● **Task description**: Write out the listing below in full and exactly, leaving out every picture.

** Begin Task material **

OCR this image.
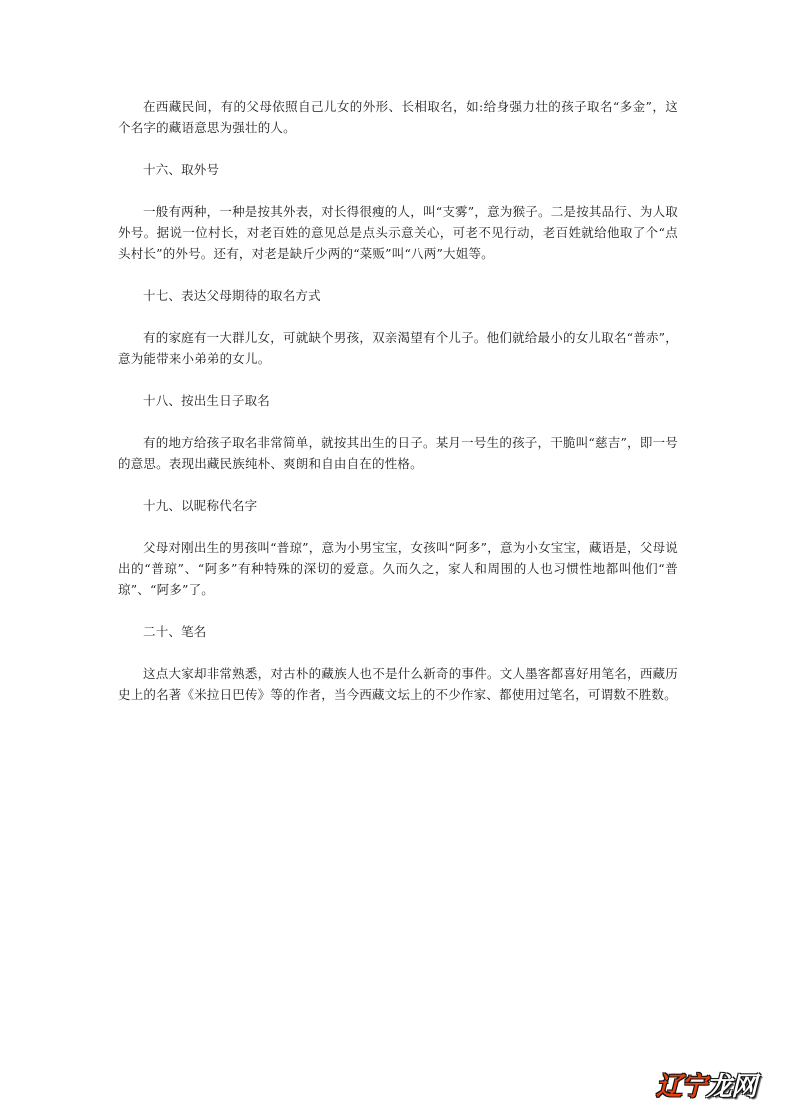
在西藏民间，有的父母依照自己儿女的外形、长相取名，如:给身强力壮的孩子取名“多金”，这个名字的藏语意思为强壮的人。

十六、取外号

一般有两种，一种是按其外表，对长得很瘦的人，叫“支雾”，意为猴子。二是按其品行、为人取外号。据说一位村长，对老百姓的意见总是点头示意关心，可老不见行动，老百姓就给他取了个“点头村长”的外号。还有，对老是缺斤少两的“菜贩”叫“八两”大姐等。

十七、表达父母期待的取名方式

有的家庭有一大群儿女，可就缺个男孩，双亲渴望有个儿子。他们就给最小的女儿取名“普赤”，意为能带来小弟弟的女儿。

十八、按出生日子取名

有的地方给孩子取名非常简单，就按其出生的日子。某月一号生的孩子，干脆叫“慈吉”，即一号的意思。表现出藏民族纯朴、爽朗和自由自在的性格。

十九、以昵称代名字

父母对刚出生的男孩叫“普琼”，意为小男宝宝，女孩叫“阿多”，意为小女宝宝，藏语是，父母说出的“普琼”、“阿多”有种特殊的深切的爱意。久而久之，家人和周围的人也习惯性地都叫他们“普琼”、“阿多”了。

二十、笔名

这点大家却非常熟悉，对古朴的藏族人也不是什么新奇的事件。文人墨客都喜好用笔名，西藏历史上的名著《米拉日巴传》等的作者，当今西藏文坛上的不少作家、都使用过笔名，可谓数不胜数。

辽宁龙网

** End Task material **

● **Solved exercise**:
OCR this image.
在西藏民间，有的父母依照自己儿女的外形、长相取名，如:给身强力壮的孩子取名“多金”，这个名字的藏语意思为强壮的人。

十六、取外号

一般有两种，一种是按其外表，对长得很瘦的人，叫“支雾”，意为猴子。二是按其品行、为人取外号。据说一位村长，对老百姓的意见总是点头示意关心，可老不见行动，老百姓就给他取了个“点头村长”的外号。还有，对老是缺斤少两的“菜贩”叫“八两”大姐等。

十七、表达父母期待的取名方式

有的家庭有一大群儿女，可就缺个男孩，双亲渴望有个儿子。他们就给最小的女儿取名“普赤”，意为能带来小弟弟的女儿。

十八、按出生日子取名

有的地方给孩子取名非常简单，就按其出生的日子。某月一号生的孩子，干脆叫“慈吉”，即一号的意思。表现出藏民族纯朴、爽朗和自由自在的性格。

十九、以昵称代名字

父母对刚出生的男孩叫“普琼”，意为小男宝宝，女孩叫“阿多”，意为小女宝宝，藏语是，父母说出的“普琼”、“阿多”有种特殊的深切的爱意。久而久之，家人和周围的人也习惯性地都叫他们“普琼”、“阿多”了。

二十、笔名

这点大家却非常熟悉，对古朴的藏族人也不是什么新奇的事件。文人墨客都喜好用笔名，西藏历史上的名著《米拉日巴传》等的作者，当今西藏文坛上的不少作家、都使用过笔名，可谓数不胜数。

辽宁龙网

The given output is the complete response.